>> start Exercise data

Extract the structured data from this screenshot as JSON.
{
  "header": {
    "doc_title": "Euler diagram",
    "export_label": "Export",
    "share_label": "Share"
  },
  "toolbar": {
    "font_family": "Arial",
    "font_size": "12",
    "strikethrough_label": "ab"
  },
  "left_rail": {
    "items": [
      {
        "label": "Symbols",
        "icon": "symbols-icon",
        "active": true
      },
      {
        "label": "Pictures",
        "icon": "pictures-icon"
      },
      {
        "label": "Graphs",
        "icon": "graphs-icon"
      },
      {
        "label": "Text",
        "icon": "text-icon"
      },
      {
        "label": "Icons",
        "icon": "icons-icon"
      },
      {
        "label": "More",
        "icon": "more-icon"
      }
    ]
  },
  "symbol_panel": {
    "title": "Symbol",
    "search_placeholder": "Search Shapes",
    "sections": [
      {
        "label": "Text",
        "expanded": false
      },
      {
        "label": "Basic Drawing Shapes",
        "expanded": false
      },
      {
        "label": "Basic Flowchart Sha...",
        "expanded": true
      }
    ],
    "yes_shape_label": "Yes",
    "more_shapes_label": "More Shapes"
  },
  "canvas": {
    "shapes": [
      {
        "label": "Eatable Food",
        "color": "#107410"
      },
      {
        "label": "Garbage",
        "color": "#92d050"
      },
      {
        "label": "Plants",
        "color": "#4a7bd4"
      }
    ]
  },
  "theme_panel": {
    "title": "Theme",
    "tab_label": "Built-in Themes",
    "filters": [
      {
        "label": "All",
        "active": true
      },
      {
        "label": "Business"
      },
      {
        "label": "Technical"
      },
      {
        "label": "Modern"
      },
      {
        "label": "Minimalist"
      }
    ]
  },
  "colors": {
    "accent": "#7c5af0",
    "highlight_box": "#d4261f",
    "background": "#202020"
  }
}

>> end Exercise data

-- Exercise aim --
Reproduce the records in full, exactly as written.

-- Finished task --
Extract the structured data from this screenshot as JSON.
{
  "header": {
    "doc_title": "Euler diagram",
    "export_label": "Export",
    "share_label": "Share"
  },
  "toolbar": {
    "font_family": "Arial",
    "font_size": "12",
    "strikethrough_label": "ab"
  },
  "left_rail": {
    "items": [
      {
        "label": "Symbols",
        "icon": "symbols-icon",
        "active": true
      },
      {
        "label": "Pictures",
        "icon": "pictures-icon"
      },
      {
        "label": "Graphs",
        "icon": "graphs-icon"
      },
      {
        "label": "Text",
        "icon": "text-icon"
      },
      {
        "label": "Icons",
        "icon": "icons-icon"
      },
      {
        "label": "More",
        "icon": "more-icon"
      }
    ]
  },
  "symbol_panel": {
    "title": "Symbol",
    "search_placeholder": "Search Shapes",
    "sections": [
      {
        "label": "Text",
        "expanded": false
      },
      {
        "label": "Basic Drawing Shapes",
        "expanded": false
      },
      {
        "label": "Basic Flowchart Sha...",
        "expanded": true
      }
    ],
    "yes_shape_label": "Yes",
    "more_shapes_label": "More Shapes"
  },
  "canvas": {
    "shapes": [
      {
        "label": "Eatable Food",
        "color": "#107410"
      },
      {
        "label": "Garbage",
        "color": "#92d050"
      },
      {
        "label": "Plants",
        "color": "#4a7bd4"
      }
    ]
  },
  "theme_panel": {
    "title": "Theme",
    "tab_label": "Built-in Themes",
    "filters": [
      {
        "label": "All",
        "active": true
      },
      {
        "label": "Business"
      },
      {
        "label": "Technical"
      },
      {
        "label": "Modern"
      },
      {
        "label": "Minimalist"
      }
    ]
  },
  "colors": {
    "accent": "#7c5af0",
    "highlight_box": "#d4261f",
    "background": "#202020"
  }
}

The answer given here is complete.